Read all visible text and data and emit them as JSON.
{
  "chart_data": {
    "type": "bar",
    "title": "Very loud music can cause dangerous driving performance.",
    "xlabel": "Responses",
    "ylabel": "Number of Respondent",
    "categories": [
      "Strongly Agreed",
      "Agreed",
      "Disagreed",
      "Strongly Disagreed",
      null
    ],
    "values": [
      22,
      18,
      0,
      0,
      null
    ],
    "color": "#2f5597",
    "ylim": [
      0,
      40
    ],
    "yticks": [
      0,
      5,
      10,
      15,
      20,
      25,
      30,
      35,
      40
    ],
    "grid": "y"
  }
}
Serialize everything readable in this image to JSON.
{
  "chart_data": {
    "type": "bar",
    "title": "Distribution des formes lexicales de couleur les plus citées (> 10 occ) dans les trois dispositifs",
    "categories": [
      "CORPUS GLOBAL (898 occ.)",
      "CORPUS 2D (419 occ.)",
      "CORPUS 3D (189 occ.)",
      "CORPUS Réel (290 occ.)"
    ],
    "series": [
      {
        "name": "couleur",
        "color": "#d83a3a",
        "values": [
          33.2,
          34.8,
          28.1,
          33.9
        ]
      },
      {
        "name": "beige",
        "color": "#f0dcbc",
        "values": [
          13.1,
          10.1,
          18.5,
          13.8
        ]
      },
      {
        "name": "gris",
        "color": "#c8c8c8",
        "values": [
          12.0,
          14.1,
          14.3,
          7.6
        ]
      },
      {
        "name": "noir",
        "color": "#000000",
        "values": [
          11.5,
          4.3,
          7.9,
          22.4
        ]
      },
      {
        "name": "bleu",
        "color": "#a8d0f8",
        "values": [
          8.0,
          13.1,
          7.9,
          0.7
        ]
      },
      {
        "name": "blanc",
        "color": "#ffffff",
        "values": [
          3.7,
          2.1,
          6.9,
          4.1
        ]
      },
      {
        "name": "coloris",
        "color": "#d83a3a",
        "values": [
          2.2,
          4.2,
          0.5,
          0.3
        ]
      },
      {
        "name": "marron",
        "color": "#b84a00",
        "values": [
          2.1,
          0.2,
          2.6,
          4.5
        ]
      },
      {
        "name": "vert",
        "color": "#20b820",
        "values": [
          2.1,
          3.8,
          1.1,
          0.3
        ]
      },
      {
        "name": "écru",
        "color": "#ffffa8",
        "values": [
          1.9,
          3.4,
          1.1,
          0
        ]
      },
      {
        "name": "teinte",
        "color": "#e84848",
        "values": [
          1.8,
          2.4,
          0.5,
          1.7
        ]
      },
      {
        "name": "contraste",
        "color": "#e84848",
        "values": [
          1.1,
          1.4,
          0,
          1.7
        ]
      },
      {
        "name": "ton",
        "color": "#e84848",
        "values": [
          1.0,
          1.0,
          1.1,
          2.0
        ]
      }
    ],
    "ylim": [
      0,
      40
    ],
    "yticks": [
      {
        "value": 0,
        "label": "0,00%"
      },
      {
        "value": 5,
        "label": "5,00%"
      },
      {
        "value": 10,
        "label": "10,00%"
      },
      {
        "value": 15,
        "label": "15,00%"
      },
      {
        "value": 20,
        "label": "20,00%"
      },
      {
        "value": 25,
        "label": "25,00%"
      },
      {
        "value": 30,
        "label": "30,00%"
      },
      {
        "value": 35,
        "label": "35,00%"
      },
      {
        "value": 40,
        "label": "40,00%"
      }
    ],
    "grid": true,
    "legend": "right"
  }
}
==*==
— CHALLENGE —
Your task is to report how many lines of the material include the string "title". Give the number and no other words.

— COMPLETE ANSWER —
2